## WRITTEN REQUEST
Would you restate all the data that follows, word for word?

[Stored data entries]
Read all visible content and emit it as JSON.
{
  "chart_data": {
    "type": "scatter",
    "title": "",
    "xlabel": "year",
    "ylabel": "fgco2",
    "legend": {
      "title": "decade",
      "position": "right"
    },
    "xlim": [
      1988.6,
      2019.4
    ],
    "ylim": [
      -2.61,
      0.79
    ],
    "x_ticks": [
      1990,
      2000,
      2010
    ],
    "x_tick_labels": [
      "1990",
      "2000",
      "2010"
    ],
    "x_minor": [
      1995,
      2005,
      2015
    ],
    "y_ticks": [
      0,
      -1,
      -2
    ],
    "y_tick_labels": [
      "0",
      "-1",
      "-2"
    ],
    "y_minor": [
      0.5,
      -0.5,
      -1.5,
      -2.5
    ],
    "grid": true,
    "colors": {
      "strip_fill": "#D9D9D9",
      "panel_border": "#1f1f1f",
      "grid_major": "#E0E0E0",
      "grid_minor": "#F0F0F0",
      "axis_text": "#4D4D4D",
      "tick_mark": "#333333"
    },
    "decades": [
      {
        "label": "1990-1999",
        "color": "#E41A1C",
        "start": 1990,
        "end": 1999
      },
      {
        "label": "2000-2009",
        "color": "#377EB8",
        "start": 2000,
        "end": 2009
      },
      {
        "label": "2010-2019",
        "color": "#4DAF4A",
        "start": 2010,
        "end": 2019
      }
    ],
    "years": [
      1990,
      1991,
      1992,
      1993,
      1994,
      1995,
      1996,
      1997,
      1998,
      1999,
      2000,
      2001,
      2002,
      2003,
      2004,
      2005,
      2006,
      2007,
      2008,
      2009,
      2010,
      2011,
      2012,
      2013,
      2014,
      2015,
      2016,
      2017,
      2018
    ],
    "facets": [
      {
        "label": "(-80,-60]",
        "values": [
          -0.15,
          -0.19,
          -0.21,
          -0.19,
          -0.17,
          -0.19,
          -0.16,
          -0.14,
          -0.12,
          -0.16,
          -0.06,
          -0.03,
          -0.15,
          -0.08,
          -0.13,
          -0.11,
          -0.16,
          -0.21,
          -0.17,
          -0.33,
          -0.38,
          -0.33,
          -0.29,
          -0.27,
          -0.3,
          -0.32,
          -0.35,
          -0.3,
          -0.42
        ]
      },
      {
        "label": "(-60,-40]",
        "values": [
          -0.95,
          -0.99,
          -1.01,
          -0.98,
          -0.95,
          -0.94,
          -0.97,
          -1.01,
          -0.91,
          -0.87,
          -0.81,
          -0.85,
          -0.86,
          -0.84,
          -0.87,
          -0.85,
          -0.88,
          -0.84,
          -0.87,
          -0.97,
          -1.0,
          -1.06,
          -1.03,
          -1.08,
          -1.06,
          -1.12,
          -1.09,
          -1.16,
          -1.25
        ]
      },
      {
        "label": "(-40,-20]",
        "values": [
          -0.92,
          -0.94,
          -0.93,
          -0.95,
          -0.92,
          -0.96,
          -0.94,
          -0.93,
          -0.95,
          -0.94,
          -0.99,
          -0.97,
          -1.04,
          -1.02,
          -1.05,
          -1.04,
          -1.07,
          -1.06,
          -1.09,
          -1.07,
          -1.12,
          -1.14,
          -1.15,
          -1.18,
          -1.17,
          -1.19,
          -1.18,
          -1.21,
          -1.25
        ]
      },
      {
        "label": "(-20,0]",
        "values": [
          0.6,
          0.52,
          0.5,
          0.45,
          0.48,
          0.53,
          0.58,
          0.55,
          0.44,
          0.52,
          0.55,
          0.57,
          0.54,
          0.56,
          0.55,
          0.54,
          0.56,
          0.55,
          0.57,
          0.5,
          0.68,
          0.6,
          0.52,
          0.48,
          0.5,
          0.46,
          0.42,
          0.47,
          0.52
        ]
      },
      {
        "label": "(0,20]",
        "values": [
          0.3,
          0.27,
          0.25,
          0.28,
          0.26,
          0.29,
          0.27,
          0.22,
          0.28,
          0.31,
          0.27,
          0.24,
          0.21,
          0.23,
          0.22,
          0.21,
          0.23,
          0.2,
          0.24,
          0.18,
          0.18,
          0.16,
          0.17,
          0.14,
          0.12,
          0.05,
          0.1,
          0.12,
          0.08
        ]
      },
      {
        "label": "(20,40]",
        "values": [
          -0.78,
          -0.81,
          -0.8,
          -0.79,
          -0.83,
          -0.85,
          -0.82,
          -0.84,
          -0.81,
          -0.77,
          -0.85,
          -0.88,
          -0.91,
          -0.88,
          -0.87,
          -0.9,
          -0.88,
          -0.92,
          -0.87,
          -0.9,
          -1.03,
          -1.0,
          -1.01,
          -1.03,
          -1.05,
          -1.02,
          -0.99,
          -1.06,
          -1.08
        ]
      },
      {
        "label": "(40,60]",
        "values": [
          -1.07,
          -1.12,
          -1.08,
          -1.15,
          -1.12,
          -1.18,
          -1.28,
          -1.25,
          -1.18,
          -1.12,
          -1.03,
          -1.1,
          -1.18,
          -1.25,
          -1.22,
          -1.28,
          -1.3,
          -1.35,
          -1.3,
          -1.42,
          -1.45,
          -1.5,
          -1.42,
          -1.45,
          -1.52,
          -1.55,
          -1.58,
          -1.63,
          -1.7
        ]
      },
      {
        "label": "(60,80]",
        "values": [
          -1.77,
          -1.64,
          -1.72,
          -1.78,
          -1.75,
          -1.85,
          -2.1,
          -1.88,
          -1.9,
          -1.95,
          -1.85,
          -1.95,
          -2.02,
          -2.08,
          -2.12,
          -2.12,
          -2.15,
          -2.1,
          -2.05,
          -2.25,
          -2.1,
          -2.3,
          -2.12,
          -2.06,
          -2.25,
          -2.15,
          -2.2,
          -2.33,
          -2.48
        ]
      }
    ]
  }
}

## RESPONSE TO THIS TASK
Read all visible content and emit it as JSON.
{
  "chart_data": {
    "type": "scatter",
    "title": "",
    "xlabel": "year",
    "ylabel": "fgco2",
    "legend": {
      "title": "decade",
      "position": "right"
    },
    "xlim": [
      1988.6,
      2019.4
    ],
    "ylim": [
      -2.61,
      0.79
    ],
    "x_ticks": [
      1990,
      2000,
      2010
    ],
    "x_tick_labels": [
      "1990",
      "2000",
      "2010"
    ],
    "x_minor": [
      1995,
      2005,
      2015
    ],
    "y_ticks": [
      0,
      -1,
      -2
    ],
    "y_tick_labels": [
      "0",
      "-1",
      "-2"
    ],
    "y_minor": [
      0.5,
      -0.5,
      -1.5,
      -2.5
    ],
    "grid": true,
    "colors": {
      "strip_fill": "#D9D9D9",
      "panel_border": "#1f1f1f",
      "grid_major": "#E0E0E0",
      "grid_minor": "#F0F0F0",
      "axis_text": "#4D4D4D",
      "tick_mark": "#333333"
    },
    "decades": [
      {
        "label": "1990-1999",
        "color": "#E41A1C",
        "start": 1990,
        "end": 1999
      },
      {
        "label": "2000-2009",
        "color": "#377EB8",
        "start": 2000,
        "end": 2009
      },
      {
        "label": "2010-2019",
        "color": "#4DAF4A",
        "start": 2010,
        "end": 2019
      }
    ],
    "years": [
      1990,
      1991,
      1992,
      1993,
      1994,
      1995,
      1996,
      1997,
      1998,
      1999,
      2000,
      2001,
      2002,
      2003,
      2004,
      2005,
      2006,
      2007,
      2008,
      2009,
      2010,
      2011,
      2012,
      2013,
      2014,
      2015,
      2016,
      2017,
      2018
    ],
    "facets": [
      {
        "label": "(-80,-60]",
        "values": [
          -0.15,
          -0.19,
          -0.21,
          -0.19,
          -0.17,
          -0.19,
          -0.16,
          -0.14,
          -0.12,
          -0.16,
          -0.06,
          -0.03,
          -0.15,
          -0.08,
          -0.13,
          -0.11,
          -0.16,
          -0.21,
          -0.17,
          -0.33,
          -0.38,
          -0.33,
          -0.29,
          -0.27,
          -0.3,
          -0.32,
          -0.35,
          -0.3,
          -0.42
        ]
      },
      {
        "label": "(-60,-40]",
        "values": [
          -0.95,
          -0.99,
          -1.01,
          -0.98,
          -0.95,
          -0.94,
          -0.97,
          -1.01,
          -0.91,
          -0.87,
          -0.81,
          -0.85,
          -0.86,
          -0.84,
          -0.87,
          -0.85,
          -0.88,
          -0.84,
          -0.87,
          -0.97,
          -1.0,
          -1.06,
          -1.03,
          -1.08,
          -1.06,
          -1.12,
          -1.09,
          -1.16,
          -1.25
        ]
      },
      {
        "label": "(-40,-20]",
        "values": [
          -0.92,
          -0.94,
          -0.93,
          -0.95,
          -0.92,
          -0.96,
          -0.94,
          -0.93,
          -0.95,
          -0.94,
          -0.99,
          -0.97,
          -1.04,
          -1.02,
          -1.05,
          -1.04,
          -1.07,
          -1.06,
          -1.09,
          -1.07,
          -1.12,
          -1.14,
          -1.15,
          -1.18,
          -1.17,
          -1.19,
          -1.18,
          -1.21,
          -1.25
        ]
      },
      {
        "label": "(-20,0]",
        "values": [
          0.6,
          0.52,
          0.5,
          0.45,
          0.48,
          0.53,
          0.58,
          0.55,
          0.44,
          0.52,
          0.55,
          0.57,
          0.54,
          0.56,
          0.55,
          0.54,
          0.56,
          0.55,
          0.57,
          0.5,
          0.68,
          0.6,
          0.52,
          0.48,
          0.5,
          0.46,
          0.42,
          0.47,
          0.52
        ]
      },
      {
        "label": "(0,20]",
        "values": [
          0.3,
          0.27,
          0.25,
          0.28,
          0.26,
          0.29,
          0.27,
          0.22,
          0.28,
          0.31,
          0.27,
          0.24,
          0.21,
          0.23,
          0.22,
          0.21,
          0.23,
          0.2,
          0.24,
          0.18,
          0.18,
          0.16,
          0.17,
          0.14,
          0.12,
          0.05,
          0.1,
          0.12,
          0.08
        ]
      },
      {
        "label": "(20,40]",
        "values": [
          -0.78,
          -0.81,
          -0.8,
          -0.79,
          -0.83,
          -0.85,
          -0.82,
          -0.84,
          -0.81,
          -0.77,
          -0.85,
          -0.88,
          -0.91,
          -0.88,
          -0.87,
          -0.9,
          -0.88,
          -0.92,
          -0.87,
          -0.9,
          -1.03,
          -1.0,
          -1.01,
          -1.03,
          -1.05,
          -1.02,
          -0.99,
          -1.06,
          -1.08
        ]
      },
      {
        "label": "(40,60]",
        "values": [
          -1.07,
          -1.12,
          -1.08,
          -1.15,
          -1.12,
          -1.18,
          -1.28,
          -1.25,
          -1.18,
          -1.12,
          -1.03,
          -1.1,
          -1.18,
          -1.25,
          -1.22,
          -1.28,
          -1.3,
          -1.35,
          -1.3,
          -1.42,
          -1.45,
          -1.5,
          -1.42,
          -1.45,
          -1.52,
          -1.55,
          -1.58,
          -1.63,
          -1.7
        ]
      },
      {
        "label": "(60,80]",
        "values": [
          -1.77,
          -1.64,
          -1.72,
          -1.78,
          -1.75,
          -1.85,
          -2.1,
          -1.88,
          -1.9,
          -1.95,
          -1.85,
          -1.95,
          -2.02,
          -2.08,
          -2.12,
          -2.12,
          -2.15,
          -2.1,
          -2.05,
          -2.25,
          -2.1,
          -2.3,
          -2.12,
          -2.06,
          -2.25,
          -2.15,
          -2.2,
          -2.33,
          -2.48
        ]
      }
    ]
  }
}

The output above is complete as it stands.